● What is being asked
Your task is to output all the records below, word for word.

● Dataset rows
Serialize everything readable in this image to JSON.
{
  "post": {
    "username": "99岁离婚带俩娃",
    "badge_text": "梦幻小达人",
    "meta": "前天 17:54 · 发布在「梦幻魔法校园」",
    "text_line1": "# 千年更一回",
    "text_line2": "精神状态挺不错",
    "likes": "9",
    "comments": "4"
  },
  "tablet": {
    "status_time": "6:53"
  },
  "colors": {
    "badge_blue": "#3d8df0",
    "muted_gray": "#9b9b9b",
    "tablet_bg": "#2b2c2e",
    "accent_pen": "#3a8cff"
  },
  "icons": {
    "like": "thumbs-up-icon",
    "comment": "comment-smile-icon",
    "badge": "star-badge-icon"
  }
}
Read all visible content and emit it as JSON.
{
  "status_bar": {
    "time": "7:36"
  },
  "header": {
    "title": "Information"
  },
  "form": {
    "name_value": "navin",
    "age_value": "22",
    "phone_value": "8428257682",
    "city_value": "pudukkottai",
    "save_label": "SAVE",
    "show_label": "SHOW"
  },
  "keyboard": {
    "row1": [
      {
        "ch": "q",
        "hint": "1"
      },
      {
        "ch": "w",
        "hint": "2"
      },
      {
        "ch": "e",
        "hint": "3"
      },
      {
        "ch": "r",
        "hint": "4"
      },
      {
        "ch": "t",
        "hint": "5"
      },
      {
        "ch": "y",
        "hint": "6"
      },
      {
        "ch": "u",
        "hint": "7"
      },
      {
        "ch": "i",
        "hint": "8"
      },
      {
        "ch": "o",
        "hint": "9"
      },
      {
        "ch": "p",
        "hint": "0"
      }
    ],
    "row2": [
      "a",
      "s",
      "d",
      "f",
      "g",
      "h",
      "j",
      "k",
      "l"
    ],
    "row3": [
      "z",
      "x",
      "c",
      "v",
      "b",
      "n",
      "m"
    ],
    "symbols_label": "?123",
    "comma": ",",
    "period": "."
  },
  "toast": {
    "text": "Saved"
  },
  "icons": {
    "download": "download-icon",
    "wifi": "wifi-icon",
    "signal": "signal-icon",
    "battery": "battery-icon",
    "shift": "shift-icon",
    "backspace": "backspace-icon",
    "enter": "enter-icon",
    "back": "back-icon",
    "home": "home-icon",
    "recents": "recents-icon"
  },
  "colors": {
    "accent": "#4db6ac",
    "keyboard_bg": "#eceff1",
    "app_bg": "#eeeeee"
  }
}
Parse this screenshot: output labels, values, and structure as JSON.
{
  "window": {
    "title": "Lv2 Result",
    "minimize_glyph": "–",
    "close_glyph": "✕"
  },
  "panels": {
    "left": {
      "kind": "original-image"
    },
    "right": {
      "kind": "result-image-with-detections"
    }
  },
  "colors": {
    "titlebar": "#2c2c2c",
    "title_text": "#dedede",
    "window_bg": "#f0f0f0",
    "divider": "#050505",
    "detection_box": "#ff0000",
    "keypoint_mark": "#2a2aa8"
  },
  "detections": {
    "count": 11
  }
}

● The reply
Serialize everything readable in this image to JSON.
{
  "post": {
    "username": "99岁离婚带俩娃",
    "badge_text": "梦幻小达人",
    "meta": "前天 17:54 · 发布在「梦幻魔法校园」",
    "text_line1": "# 千年更一回",
    "text_line2": "精神状态挺不错",
    "likes": "9",
    "comments": "4"
  },
  "tablet": {
    "status_time": "6:53"
  },
  "colors": {
    "badge_blue": "#3d8df0",
    "muted_gray": "#9b9b9b",
    "tablet_bg": "#2b2c2e",
    "accent_pen": "#3a8cff"
  },
  "icons": {
    "like": "thumbs-up-icon",
    "comment": "comment-smile-icon",
    "badge": "star-badge-icon"
  }
}
Read all visible content and emit it as JSON.
{
  "status_bar": {
    "time": "7:36"
  },
  "header": {
    "title": "Information"
  },
  "form": {
    "name_value": "navin",
    "age_value": "22",
    "phone_value": "8428257682",
    "city_value": "pudukkottai",
    "save_label": "SAVE",
    "show_label": "SHOW"
  },
  "keyboard": {
    "row1": [
      {
        "ch": "q",
        "hint": "1"
      },
      {
        "ch": "w",
        "hint": "2"
      },
      {
        "ch": "e",
        "hint": "3"
      },
      {
        "ch": "r",
        "hint": "4"
      },
      {
        "ch": "t",
        "hint": "5"
      },
      {
        "ch": "y",
        "hint": "6"
      },
      {
        "ch": "u",
        "hint": "7"
      },
      {
        "ch": "i",
        "hint": "8"
      },
      {
        "ch": "o",
        "hint": "9"
      },
      {
        "ch": "p",
        "hint": "0"
      }
    ],
    "row2": [
      "a",
      "s",
      "d",
      "f",
      "g",
      "h",
      "j",
      "k",
      "l"
    ],
    "row3": [
      "z",
      "x",
      "c",
      "v",
      "b",
      "n",
      "m"
    ],
    "symbols_label": "?123",
    "comma": ",",
    "period": "."
  },
  "toast": {
    "text": "Saved"
  },
  "icons": {
    "download": "download-icon",
    "wifi": "wifi-icon",
    "signal": "signal-icon",
    "battery": "battery-icon",
    "shift": "shift-icon",
    "backspace": "backspace-icon",
    "enter": "enter-icon",
    "back": "back-icon",
    "home": "home-icon",
    "recents": "recents-icon"
  },
  "colors": {
    "accent": "#4db6ac",
    "keyboard_bg": "#eceff1",
    "app_bg": "#eeeeee"
  }
}
Parse this screenshot: output labels, values, and structure as JSON.
{
  "window": {
    "title": "Lv2 Result",
    "minimize_glyph": "–",
    "close_glyph": "✕"
  },
  "panels": {
    "left": {
      "kind": "original-image"
    },
    "right": {
      "kind": "result-image-with-detections"
    }
  },
  "colors": {
    "titlebar": "#2c2c2c",
    "title_text": "#dedede",
    "window_bg": "#f0f0f0",
    "divider": "#050505",
    "detection_box": "#ff0000",
    "keypoint_mark": "#2a2aa8"
  },
  "detections": {
    "count": 11
  }
}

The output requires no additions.